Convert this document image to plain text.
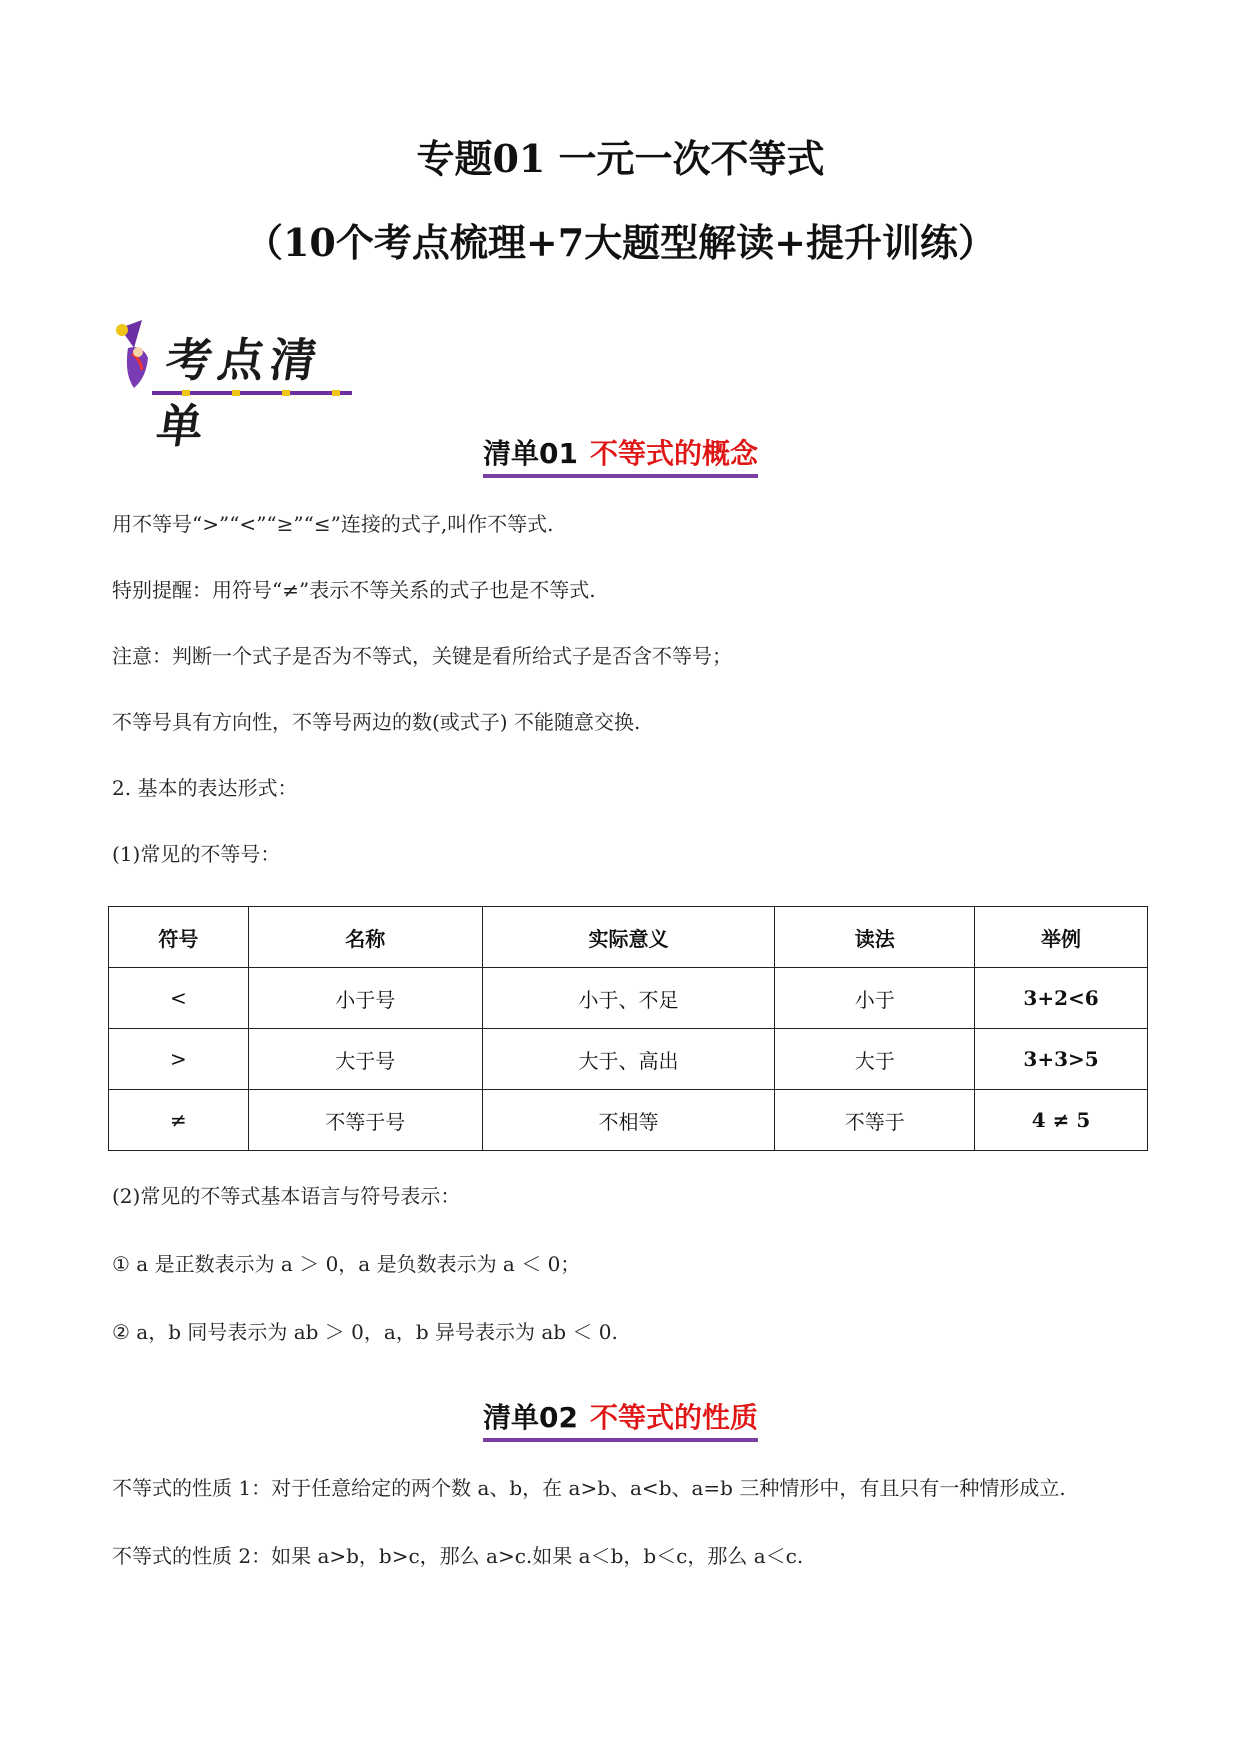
专题01 一元一次不等式
（10个考点梳理+7大题型解读+提升训练）
考点清单
清单01 不等式的概念
用不等号“>”“<”“≥”“≤”连接的式子,叫作不等式.
特别提醒：用符号“≠”表示不等关系的式子也是不等式.
注意：判断一个式子是否为不等式，关键是看所给式子是否含不等号；
不等号具有方向性，不等号两边的数(或式子) 不能随意交换.
2. 基本的表达形式：
(1)常见的不等号：
符号	名称	实际意义	读法	举例
<	小于号	小于、不足	小于	3+2<6
>	大于号	大于、高出	大于	3+3>5
≠	不等于号	不相等	不等于	4 ≠ 5
(2)常见的不等式基本语言与符号表示：
① a 是正数表示为 a ＞ 0，a 是负数表示为 a ＜ 0；
② a，b 同号表示为 ab ＞ 0，a，b 异号表示为 ab ＜ 0.
清单02 不等式的性质
不等式的性质 1：对于任意给定的两个数 a、b，在 a>b、a<b、a=b 三种情形中，有且只有一种情形成立.
不等式的性质 2：如果 a>b，b>c，那么 a>c.如果 a＜b，b＜c，那么 a＜c.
··········
### What to do
Write the entries above out again exactly, but not the pictures.

### Result below
Convert this document image to plain text.
专题01 一元一次不等式
（10个考点梳理+7大题型解读+提升训练）
考点清单
清单01 不等式的概念
用不等号“>”“<”“≥”“≤”连接的式子,叫作不等式.
特别提醒：用符号“≠”表示不等关系的式子也是不等式.
注意：判断一个式子是否为不等式，关键是看所给式子是否含不等号；
不等号具有方向性，不等号两边的数(或式子) 不能随意交换.
2. 基本的表达形式：
(1)常见的不等号：
符号	名称	实际意义	读法	举例
<	小于号	小于、不足	小于	3+2<6
>	大于号	大于、高出	大于	3+3>5
≠	不等于号	不相等	不等于	4 ≠ 5
(2)常见的不等式基本语言与符号表示：
① a 是正数表示为 a ＞ 0，a 是负数表示为 a ＜ 0；
② a，b 同号表示为 ab ＞ 0，a，b 异号表示为 ab ＜ 0.
清单02 不等式的性质
不等式的性质 1：对于任意给定的两个数 a、b，在 a>b、a<b、a=b 三种情形中，有且只有一种情形成立.
不等式的性质 2：如果 a>b，b>c，那么 a>c.如果 a＜b，b＜c，那么 a＜c.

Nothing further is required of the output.